### Task to complete
Repeat the listing in full, preserving every character.

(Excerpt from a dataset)
#####
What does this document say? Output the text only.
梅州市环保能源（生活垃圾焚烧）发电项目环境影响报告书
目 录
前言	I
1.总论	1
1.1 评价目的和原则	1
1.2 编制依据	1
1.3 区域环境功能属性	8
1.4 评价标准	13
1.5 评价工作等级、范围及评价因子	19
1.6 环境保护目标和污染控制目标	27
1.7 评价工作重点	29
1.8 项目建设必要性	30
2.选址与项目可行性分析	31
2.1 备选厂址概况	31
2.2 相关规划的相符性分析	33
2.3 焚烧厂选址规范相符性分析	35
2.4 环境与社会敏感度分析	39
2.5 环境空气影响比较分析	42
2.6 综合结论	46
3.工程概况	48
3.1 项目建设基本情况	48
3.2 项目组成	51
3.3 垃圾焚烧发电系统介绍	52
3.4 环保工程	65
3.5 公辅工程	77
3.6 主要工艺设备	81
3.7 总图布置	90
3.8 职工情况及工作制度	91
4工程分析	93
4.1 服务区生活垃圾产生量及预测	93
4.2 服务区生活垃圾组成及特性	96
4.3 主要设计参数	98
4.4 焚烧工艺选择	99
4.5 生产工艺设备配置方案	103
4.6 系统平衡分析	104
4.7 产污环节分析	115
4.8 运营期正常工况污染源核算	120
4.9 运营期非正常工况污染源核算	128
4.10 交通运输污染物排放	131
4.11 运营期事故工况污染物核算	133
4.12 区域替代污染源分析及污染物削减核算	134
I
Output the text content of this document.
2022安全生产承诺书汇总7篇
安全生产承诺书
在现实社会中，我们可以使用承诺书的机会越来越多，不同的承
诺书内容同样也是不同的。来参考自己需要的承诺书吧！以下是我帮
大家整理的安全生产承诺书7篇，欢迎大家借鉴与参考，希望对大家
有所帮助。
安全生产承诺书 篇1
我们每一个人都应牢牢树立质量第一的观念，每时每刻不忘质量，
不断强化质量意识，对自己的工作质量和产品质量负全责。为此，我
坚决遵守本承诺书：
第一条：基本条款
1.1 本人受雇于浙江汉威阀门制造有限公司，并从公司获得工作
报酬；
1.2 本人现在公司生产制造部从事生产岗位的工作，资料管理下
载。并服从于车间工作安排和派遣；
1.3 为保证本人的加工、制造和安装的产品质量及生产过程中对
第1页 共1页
#####
### Answer to the problem
What does this document say? Output the text only.
梅州市环保能源（生活垃圾焚烧）发电项目环境影响报告书
目 录
前言	I
1.总论	1
1.1 评价目的和原则	1
1.2 编制依据	1
1.3 区域环境功能属性	8
1.4 评价标准	13
1.5 评价工作等级、范围及评价因子	19
1.6 环境保护目标和污染控制目标	27
1.7 评价工作重点	29
1.8 项目建设必要性	30
2.选址与项目可行性分析	31
2.1 备选厂址概况	31
2.2 相关规划的相符性分析	33
2.3 焚烧厂选址规范相符性分析	35
2.4 环境与社会敏感度分析	39
2.5 环境空气影响比较分析	42
2.6 综合结论	46
3.工程概况	48
3.1 项目建设基本情况	48
3.2 项目组成	51
3.3 垃圾焚烧发电系统介绍	52
3.4 环保工程	65
3.5 公辅工程	77
3.6 主要工艺设备	81
3.7 总图布置	90
3.8 职工情况及工作制度	91
4工程分析	93
4.1 服务区生活垃圾产生量及预测	93
4.2 服务区生活垃圾组成及特性	96
4.3 主要设计参数	98
4.4 焚烧工艺选择	99
4.5 生产工艺设备配置方案	103
4.6 系统平衡分析	104
4.7 产污环节分析	115
4.8 运营期正常工况污染源核算	120
4.9 运营期非正常工况污染源核算	128
4.10 交通运输污染物排放	131
4.11 运营期事故工况污染物核算	133
4.12 区域替代污染源分析及污染物削减核算	134
I
Output the text content of this document.
2022安全生产承诺书汇总7篇
安全生产承诺书
在现实社会中，我们可以使用承诺书的机会越来越多，不同的承
诺书内容同样也是不同的。来参考自己需要的承诺书吧！以下是我帮
大家整理的安全生产承诺书7篇，欢迎大家借鉴与参考，希望对大家
有所帮助。
安全生产承诺书 篇1
我们每一个人都应牢牢树立质量第一的观念，每时每刻不忘质量，
不断强化质量意识，对自己的工作质量和产品质量负全责。为此，我
坚决遵守本承诺书：
第一条：基本条款
1.1 本人受雇于浙江汉威阀门制造有限公司，并从公司获得工作
报酬；
1.2 本人现在公司生产制造部从事生产岗位的工作，资料管理下
载。并服从于车间工作安排和派遣；
1.3 为保证本人的加工、制造和安装的产品质量及生产过程中对
第1页 共1页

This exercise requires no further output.